__Task__
Report the count of lines containing the word "美丽的小兴安岭" in the entries below, and nothing more.

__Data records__
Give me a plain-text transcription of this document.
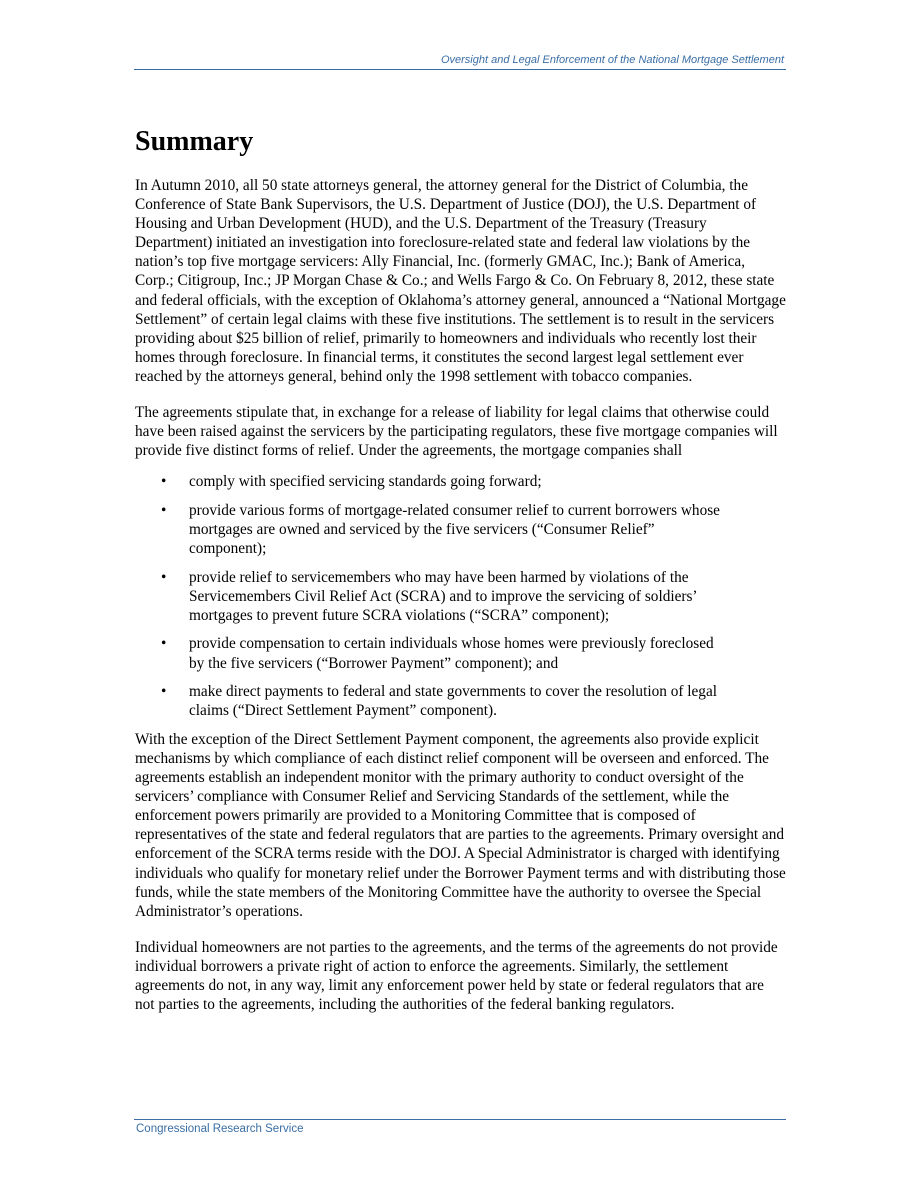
Oversight and Legal Enforcement of the National Mortgage Settlement
Summary

In Autumn 2010, all 50 state attorneys general, the attorney general for the District of Columbia, the Conference of State Bank Supervisors, the U.S. Department of Justice (DOJ), the U.S. Department of Housing and Urban Development (HUD), and the U.S. Department of the Treasury (Treasury Department) initiated an investigation into foreclosure-related state and federal law violations by the nation’s top five mortgage servicers: Ally Financial, Inc. (formerly GMAC, Inc.); Bank of America, Corp.; Citigroup, Inc.; JP Morgan Chase & Co.; and Wells Fargo & Co. On February 8, 2012, these state and federal officials, with the exception of Oklahoma’s attorney general, announced a “National Mortgage Settlement” of certain legal claims with these five institutions. The settlement is to result in the servicers providing about $25 billion of relief, primarily to homeowners and individuals who recently lost their homes through foreclosure. In financial terms, it constitutes the second largest legal settlement ever reached by the attorneys general, behind only the 1998 settlement with tobacco companies.

The agreements stipulate that, in exchange for a release of liability for legal claims that otherwise could have been raised against the servicers by the participating regulators, these five mortgage companies will provide five distinct forms of relief. Under the agreements, the mortgage companies shall

• comply with specified servicing standards going forward;
• provide various forms of mortgage-related consumer relief to current borrowers whose mortgages are owned and serviced by the five servicers (“Consumer Relief” component);
• provide relief to servicemembers who may have been harmed by violations of the Servicemembers Civil Relief Act (SCRA) and to improve the servicing of soldiers’ mortgages to prevent future SCRA violations (“SCRA” component);
• provide compensation to certain individuals whose homes were previously foreclosed by the five servicers (“Borrower Payment” component); and
• make direct payments to federal and state governments to cover the resolution of legal claims (“Direct Settlement Payment” component).

With the exception of the Direct Settlement Payment component, the agreements also provide explicit mechanisms by which compliance of each distinct relief component will be overseen and enforced. The agreements establish an independent monitor with the primary authority to conduct oversight of the servicers’ compliance with Consumer Relief and Servicing Standards of the settlement, while the enforcement powers primarily are provided to a Monitoring Committee that is composed of representatives of the state and federal regulators that are parties to the agreements. Primary oversight and enforcement of the SCRA terms reside with the DOJ. A Special Administrator is charged with identifying individuals who qualify for monetary relief under the Borrower Payment terms and with distributing those funds, while the state members of the Monitoring Committee have the authority to oversee the Special Administrator’s operations.

Individual homeowners are not parties to the agreements, and the terms of the agreements do not provide individual borrowers a private right of action to enforce the agreements. Similarly, the settlement agreements do not, in any way, limit any enforcement power held by state or federal regulators that are not parties to the agreements, including the authorities of the federal banking regulators.

Congressional Research Service
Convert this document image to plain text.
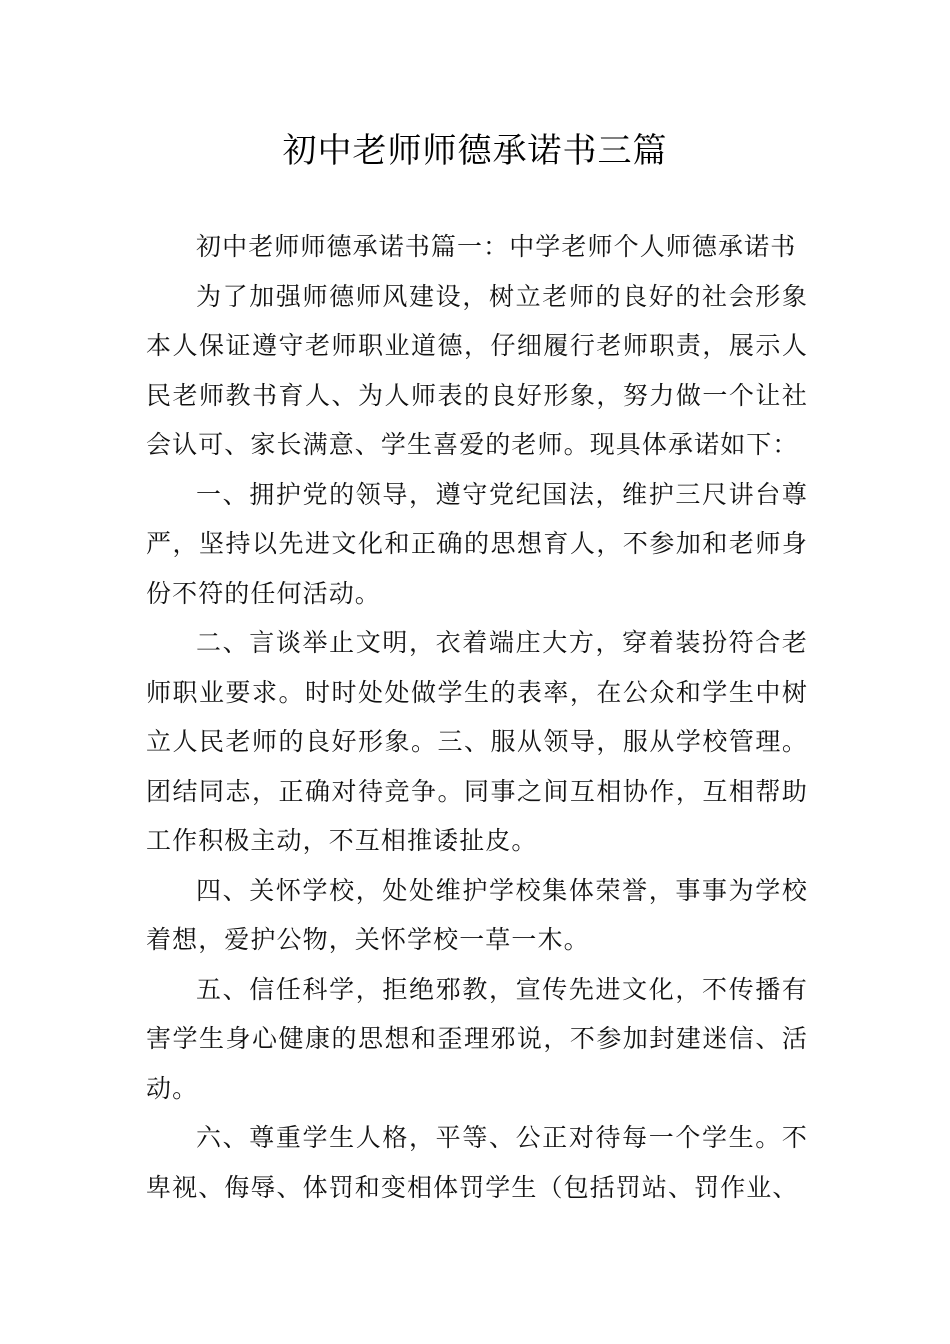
初中老师师德承诺书三篇

初中老师师德承诺书篇一：中学老师个人师德承诺书

为了加强师德师风建设，树立老师的良好的社会形象本人保证遵守老师职业道德，仔细履行老师职责，展示人民老师教书育人、为人师表的良好形象，努力做一个让社会认可、家长满意、学生喜爱的老师。现具体承诺如下：

一、拥护党的领导，遵守党纪国法，维护三尺讲台尊严，坚持以先进文化和正确的思想育人，不参加和老师身份不符的任何活动。

二、言谈举止文明，衣着端庄大方，穿着装扮符合老师职业要求。时时处处做学生的表率，在公众和学生中树立人民老师的良好形象。三、服从领导，服从学校管理。团结同志，正确对待竞争。同事之间互相协作，互相帮助工作积极主动，不互相推诿扯皮。

四、关怀学校，处处维护学校集体荣誉，事事为学校着想，爱护公物，关怀学校一草一木。

五、信任科学，拒绝邪教，宣传先进文化，不传播有害学生身心健康的思想和歪理邪说，不参加封建迷信、活动。

六、尊重学生人格，平等、公正对待每一个学生。不卑视、侮辱、体罚和变相体罚学生（包括罚站、罚作业、
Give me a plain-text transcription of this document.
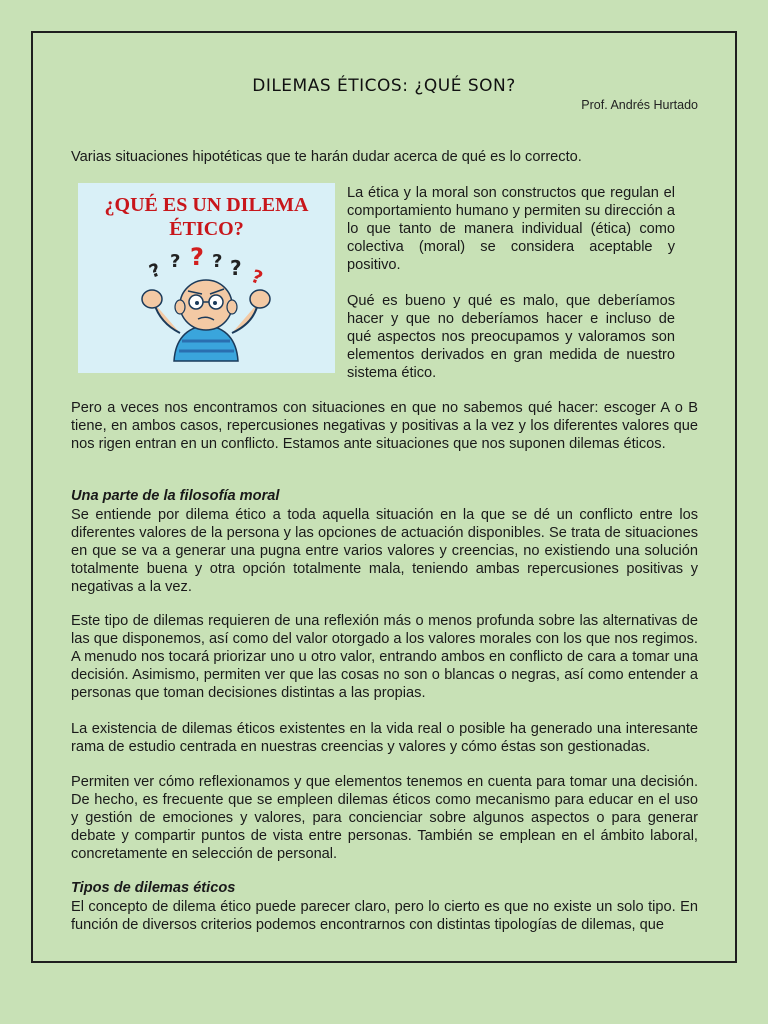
DILEMAS ÉTICOS: ¿QUÉ SON?
Prof. Andrés Hurtado

Varias situaciones hipotéticas que te harán dudar acerca de qué es lo correcto.

¿QUÉ ES UN DILEMA
ÉTICO?
? ? ? ? ? ?

La ética y la moral son constructos que regulan el comportamiento humano y permiten su dirección a lo que tanto de manera individual (ética) como colectiva (moral) se considera aceptable y positivo.

Qué es bueno y qué es malo, que deberíamos hacer y que no deberíamos hacer e incluso de qué aspectos nos preocupamos y valoramos son elementos derivados en gran medida de nuestro sistema ético.

Pero a veces nos encontramos con situaciones en que no sabemos qué hacer: escoger A o B tiene, en ambos casos, repercusiones negativas y positivas a la vez y los diferentes valores que nos rigen entran en un conflicto. Estamos ante situaciones que nos suponen dilemas éticos.

Una parte de la filosofía moral

Se entiende por dilema ético a toda aquella situación en la que se dé un conflicto entre los diferentes valores de la persona y las opciones de actuación disponibles. Se trata de situaciones en que se va a generar una pugna entre varios valores y creencias, no existiendo una solución totalmente buena y otra opción totalmente mala, teniendo ambas repercusiones positivas y negativas a la vez.

Este tipo de dilemas requieren de una reflexión más o menos profunda sobre las alternativas de las que disponemos, así como del valor otorgado a los valores morales con los que nos regimos. A menudo nos tocará priorizar uno u otro valor, entrando ambos en conflicto de cara a tomar una decisión. Asimismo, permiten ver que las cosas no son o blancas o negras, así como entender a personas que toman decisiones distintas a las propias.

La existencia de dilemas éticos existentes en la vida real o posible ha generado una interesante rama de estudio centrada en nuestras creencias y valores y cómo éstas son gestionadas.

Permiten ver cómo reflexionamos y que elementos tenemos en cuenta para tomar una decisión. De hecho, es frecuente que se empleen dilemas éticos como mecanismo para educar en el uso y gestión de emociones y valores, para concienciar sobre algunos aspectos o para generar debate y compartir puntos de vista entre personas. También se emplean en el ámbito laboral, concretamente en selección de personal.

Tipos de dilemas éticos

El concepto de dilema ético puede parecer claro, pero lo cierto es que no existe un solo tipo. En función de diversos criterios podemos encontrarnos con distintas tipologías de dilemas, que
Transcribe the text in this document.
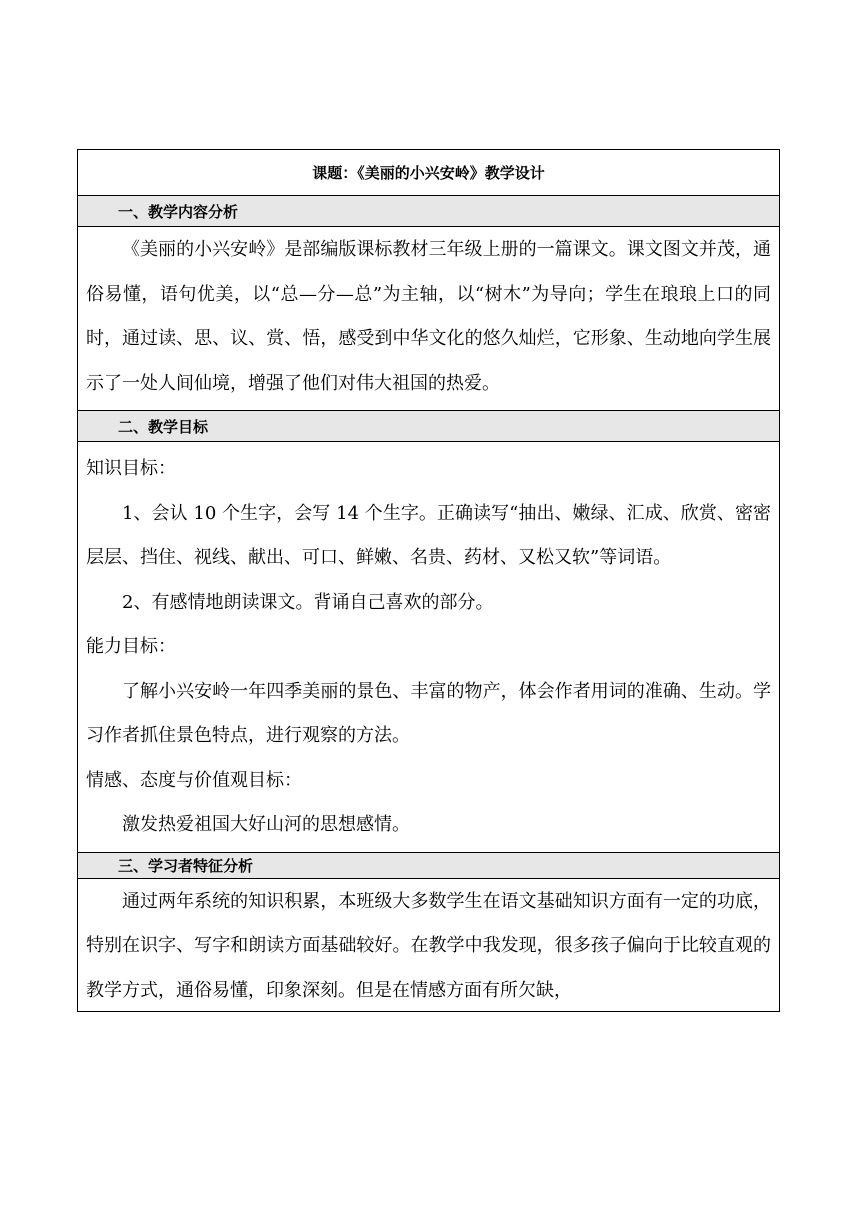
课题：《美丽的小兴安岭》教学设计
一、教学内容分析

《美丽的小兴安岭》是部编版课标教材三年级上册的一篇课文。课文图文并茂，通俗易懂，语句优美，以“总—分—总”为主轴，以“树木”为导向；学生在琅琅上口的同时，通过读、思、议、赏、悟，感受到中华文化的悠久灿烂，它形象、生动地向学生展示了一处人间仙境，增强了他们对伟大祖国的热爱。

二、教学目标

知识目标：

1、会认 10 个生字，会写 14 个生字。正确读写“抽出、嫩绿、汇成、欣赏、密密层层、挡住、视线、献出、可口、鲜嫩、名贵、药材、又松又软”等词语。

2、有感情地朗读课文。背诵自己喜欢的部分。

能力目标：

了解小兴安岭一年四季美丽的景色、丰富的物产，体会作者用词的准确、生动。学习作者抓住景色特点，进行观察的方法。

情感、态度与价值观目标：

激发热爱祖国大好山河的思想感情。

三、学习者特征分析

通过两年系统的知识积累，本班级大多数学生在语文基础知识方面有一定的功底，特别在识字、写字和朗读方面基础较好。在教学中我发现，很多孩子偏向于比较直观的教学方式，通俗易懂，印象深刻。但是在情感方面有所欠缺，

__Expected answer__
2